# [WHAT YOU HAVE TO DO]
Read the records and gather each line that includes "Большемурашкинского".

# [INPUT RECORDS]

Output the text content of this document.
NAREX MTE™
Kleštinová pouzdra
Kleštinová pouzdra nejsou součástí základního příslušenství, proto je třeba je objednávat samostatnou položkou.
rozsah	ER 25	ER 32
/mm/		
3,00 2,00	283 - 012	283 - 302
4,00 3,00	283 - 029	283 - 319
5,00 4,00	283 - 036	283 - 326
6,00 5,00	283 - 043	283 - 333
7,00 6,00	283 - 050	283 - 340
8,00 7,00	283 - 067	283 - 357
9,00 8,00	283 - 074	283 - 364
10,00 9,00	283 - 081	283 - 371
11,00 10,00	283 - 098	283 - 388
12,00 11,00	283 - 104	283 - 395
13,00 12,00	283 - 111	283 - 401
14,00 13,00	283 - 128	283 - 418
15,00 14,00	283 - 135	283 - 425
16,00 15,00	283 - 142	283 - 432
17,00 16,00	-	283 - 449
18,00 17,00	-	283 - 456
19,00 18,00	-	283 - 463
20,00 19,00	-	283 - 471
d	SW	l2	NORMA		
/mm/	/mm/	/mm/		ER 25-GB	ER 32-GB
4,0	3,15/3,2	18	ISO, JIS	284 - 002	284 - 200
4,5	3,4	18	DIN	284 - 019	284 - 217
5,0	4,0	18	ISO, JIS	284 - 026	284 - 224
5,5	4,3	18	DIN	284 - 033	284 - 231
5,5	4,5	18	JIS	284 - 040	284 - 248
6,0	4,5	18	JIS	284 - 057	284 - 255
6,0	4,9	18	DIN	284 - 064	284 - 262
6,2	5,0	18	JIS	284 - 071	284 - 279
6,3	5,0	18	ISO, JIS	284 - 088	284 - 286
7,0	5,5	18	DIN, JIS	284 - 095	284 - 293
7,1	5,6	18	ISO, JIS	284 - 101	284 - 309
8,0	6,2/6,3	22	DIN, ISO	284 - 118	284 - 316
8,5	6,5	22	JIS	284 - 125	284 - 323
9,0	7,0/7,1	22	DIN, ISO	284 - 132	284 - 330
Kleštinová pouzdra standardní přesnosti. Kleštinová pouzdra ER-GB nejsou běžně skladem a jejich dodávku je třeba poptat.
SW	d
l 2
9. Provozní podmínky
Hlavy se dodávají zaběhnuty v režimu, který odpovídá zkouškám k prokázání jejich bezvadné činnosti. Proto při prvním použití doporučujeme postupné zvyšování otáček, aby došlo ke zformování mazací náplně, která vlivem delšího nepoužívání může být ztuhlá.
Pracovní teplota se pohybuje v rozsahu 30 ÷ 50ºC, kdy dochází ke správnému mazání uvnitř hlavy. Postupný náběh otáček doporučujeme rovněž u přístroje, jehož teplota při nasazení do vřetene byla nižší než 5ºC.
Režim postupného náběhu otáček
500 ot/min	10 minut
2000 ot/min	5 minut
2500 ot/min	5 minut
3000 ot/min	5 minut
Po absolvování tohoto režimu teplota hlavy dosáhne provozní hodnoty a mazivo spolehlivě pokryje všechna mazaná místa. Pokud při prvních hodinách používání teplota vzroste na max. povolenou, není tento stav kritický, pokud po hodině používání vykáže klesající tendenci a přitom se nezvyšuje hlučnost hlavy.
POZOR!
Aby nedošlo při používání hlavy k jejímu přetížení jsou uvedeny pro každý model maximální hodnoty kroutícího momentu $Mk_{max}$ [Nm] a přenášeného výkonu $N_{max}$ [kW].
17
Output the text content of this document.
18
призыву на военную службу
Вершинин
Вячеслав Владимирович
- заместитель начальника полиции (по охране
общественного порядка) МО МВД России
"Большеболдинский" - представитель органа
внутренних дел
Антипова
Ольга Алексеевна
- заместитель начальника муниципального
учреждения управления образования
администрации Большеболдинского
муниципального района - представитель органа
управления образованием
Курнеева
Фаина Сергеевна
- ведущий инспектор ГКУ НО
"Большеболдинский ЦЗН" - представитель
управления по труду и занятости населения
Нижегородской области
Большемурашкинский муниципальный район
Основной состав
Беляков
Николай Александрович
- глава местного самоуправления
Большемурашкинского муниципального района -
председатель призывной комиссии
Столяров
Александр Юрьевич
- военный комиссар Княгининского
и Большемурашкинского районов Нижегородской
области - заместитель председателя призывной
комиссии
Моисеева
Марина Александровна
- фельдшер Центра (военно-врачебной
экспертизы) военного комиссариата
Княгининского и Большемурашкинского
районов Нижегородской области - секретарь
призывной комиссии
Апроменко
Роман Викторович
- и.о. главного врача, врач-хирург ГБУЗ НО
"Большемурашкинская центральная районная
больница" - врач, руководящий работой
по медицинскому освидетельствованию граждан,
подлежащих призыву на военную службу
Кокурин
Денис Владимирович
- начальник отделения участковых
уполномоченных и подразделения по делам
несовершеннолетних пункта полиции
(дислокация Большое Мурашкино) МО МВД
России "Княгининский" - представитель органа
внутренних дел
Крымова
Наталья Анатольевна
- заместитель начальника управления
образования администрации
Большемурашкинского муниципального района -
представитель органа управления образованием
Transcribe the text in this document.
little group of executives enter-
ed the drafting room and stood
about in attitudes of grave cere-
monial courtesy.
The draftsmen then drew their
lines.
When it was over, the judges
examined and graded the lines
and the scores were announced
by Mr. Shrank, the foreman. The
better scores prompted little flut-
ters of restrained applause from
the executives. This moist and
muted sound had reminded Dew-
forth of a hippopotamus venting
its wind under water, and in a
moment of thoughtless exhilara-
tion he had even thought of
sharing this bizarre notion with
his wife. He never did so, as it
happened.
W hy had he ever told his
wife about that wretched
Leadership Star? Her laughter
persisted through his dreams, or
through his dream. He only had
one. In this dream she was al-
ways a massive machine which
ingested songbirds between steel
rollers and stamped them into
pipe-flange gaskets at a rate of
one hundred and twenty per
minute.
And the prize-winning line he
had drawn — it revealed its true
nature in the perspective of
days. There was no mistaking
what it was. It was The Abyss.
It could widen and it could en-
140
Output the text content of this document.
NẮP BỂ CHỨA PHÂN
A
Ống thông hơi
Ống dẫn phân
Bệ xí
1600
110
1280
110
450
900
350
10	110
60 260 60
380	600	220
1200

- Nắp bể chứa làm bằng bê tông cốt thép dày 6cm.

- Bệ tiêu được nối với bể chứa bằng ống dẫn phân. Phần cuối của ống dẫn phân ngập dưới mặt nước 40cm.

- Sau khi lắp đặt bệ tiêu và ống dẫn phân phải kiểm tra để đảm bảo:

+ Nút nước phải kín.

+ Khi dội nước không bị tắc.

# [FINAL ANSWER]
Большемурашкинского муниципального района -
и Большемурашкинского районов Нижегородской
Княгининского и Большемурашкинского
Большемурашкинского муниципального района -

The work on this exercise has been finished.